EXERCISE OBJECTIVE
In the records that follow, locate every line with "Vattenhyacint" and extract it.

RECORDS FOR THIS EXERCISE
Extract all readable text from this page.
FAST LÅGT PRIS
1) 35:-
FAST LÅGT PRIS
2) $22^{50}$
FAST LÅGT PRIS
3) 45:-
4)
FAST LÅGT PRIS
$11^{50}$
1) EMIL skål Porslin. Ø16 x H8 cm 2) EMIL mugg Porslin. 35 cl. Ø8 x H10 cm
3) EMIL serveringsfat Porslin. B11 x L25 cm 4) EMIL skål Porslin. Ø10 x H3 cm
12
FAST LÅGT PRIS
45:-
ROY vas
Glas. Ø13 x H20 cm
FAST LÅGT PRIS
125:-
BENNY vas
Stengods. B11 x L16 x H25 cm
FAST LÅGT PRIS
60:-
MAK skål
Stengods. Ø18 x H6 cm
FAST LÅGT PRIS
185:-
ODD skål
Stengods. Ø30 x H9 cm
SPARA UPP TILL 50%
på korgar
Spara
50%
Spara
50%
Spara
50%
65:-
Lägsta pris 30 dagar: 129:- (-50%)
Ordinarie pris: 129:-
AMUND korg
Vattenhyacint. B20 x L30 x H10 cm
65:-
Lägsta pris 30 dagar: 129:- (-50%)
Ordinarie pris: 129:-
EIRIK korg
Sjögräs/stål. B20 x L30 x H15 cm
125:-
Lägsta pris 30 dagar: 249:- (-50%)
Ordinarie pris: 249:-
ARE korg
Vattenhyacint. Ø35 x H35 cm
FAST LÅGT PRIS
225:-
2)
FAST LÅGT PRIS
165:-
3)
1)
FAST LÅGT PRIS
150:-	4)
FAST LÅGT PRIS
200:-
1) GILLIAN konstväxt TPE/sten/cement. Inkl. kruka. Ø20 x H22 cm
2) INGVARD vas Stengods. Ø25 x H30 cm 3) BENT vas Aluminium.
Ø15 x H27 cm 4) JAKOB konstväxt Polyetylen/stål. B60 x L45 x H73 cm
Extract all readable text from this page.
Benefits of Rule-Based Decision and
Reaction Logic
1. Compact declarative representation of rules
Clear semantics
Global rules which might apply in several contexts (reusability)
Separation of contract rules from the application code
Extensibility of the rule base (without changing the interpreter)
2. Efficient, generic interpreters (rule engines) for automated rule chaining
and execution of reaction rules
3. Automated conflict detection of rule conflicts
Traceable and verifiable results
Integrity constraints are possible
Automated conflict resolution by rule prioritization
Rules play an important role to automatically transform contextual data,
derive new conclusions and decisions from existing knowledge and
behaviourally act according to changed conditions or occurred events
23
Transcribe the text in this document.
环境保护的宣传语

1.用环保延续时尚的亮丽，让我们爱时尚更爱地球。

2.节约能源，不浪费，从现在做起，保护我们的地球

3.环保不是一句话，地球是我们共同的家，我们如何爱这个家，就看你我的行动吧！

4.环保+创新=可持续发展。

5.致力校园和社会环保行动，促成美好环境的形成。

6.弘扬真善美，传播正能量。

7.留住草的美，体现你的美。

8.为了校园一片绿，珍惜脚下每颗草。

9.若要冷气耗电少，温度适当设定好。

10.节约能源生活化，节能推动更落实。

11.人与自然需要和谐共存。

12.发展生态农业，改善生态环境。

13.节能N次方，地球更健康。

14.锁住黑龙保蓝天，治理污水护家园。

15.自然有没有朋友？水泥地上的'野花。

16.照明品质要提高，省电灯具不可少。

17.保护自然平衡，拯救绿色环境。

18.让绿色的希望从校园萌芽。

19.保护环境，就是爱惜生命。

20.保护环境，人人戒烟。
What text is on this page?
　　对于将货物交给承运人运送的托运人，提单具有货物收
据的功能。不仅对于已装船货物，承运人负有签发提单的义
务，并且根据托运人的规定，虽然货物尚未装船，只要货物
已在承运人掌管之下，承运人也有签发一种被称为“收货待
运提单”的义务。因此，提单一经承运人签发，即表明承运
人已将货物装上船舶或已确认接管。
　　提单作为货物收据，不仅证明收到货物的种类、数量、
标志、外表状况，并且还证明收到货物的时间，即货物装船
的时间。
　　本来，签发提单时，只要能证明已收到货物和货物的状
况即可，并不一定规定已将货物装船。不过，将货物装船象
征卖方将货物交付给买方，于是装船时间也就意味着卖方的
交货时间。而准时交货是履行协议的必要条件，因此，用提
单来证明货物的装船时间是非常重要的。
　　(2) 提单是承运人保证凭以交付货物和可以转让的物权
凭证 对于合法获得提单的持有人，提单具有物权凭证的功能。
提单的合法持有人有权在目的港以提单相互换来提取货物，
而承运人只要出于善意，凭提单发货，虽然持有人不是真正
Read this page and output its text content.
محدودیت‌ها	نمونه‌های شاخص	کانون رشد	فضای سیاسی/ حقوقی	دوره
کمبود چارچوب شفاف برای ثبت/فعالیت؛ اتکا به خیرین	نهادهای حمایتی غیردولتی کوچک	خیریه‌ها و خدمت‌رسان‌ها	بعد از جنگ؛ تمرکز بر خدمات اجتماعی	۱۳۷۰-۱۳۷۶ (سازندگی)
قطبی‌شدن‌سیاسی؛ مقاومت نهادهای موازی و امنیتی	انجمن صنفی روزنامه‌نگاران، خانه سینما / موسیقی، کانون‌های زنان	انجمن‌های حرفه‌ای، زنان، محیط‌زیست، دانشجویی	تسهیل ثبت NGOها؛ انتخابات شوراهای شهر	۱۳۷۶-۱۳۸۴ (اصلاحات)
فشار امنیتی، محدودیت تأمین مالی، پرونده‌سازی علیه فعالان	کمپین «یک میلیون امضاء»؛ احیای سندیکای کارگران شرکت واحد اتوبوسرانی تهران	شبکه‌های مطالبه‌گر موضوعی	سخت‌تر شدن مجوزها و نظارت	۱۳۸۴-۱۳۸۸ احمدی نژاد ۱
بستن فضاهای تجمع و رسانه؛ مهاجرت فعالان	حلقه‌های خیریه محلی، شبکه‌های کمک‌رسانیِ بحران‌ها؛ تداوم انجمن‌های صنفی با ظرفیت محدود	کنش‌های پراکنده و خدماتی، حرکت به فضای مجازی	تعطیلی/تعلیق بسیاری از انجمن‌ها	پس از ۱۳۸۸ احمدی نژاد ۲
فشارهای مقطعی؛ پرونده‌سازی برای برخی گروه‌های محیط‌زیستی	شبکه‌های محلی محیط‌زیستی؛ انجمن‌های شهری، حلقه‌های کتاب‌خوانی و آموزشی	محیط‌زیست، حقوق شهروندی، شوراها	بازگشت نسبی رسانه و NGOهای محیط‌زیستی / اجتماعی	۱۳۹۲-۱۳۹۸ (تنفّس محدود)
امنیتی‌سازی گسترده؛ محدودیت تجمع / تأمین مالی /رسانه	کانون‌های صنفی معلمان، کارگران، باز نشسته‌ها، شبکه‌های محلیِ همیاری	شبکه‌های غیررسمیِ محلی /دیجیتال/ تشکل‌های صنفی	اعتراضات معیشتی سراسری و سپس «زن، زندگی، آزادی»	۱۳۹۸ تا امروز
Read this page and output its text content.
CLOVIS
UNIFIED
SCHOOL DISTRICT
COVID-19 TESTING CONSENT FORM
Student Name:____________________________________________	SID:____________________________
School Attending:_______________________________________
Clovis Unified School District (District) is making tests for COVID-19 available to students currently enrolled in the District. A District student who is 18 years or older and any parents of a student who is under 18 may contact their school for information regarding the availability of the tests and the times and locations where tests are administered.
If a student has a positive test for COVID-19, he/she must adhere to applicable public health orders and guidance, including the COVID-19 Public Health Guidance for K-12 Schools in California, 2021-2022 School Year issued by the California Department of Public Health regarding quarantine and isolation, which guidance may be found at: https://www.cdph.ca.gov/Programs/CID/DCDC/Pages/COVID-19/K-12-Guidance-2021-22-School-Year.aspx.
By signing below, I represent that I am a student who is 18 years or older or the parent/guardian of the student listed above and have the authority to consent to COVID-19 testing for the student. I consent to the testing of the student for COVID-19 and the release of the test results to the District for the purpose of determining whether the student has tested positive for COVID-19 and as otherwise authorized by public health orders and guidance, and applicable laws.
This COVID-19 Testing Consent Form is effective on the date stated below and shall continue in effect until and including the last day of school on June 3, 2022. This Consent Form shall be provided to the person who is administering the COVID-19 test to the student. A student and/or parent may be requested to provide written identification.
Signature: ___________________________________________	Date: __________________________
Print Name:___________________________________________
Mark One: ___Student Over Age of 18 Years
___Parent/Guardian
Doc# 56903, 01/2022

FULL ANSWER
Vattenhyacint. B20 x L30 x H10 cm
Vattenhyacint. Ø35 x H35 cm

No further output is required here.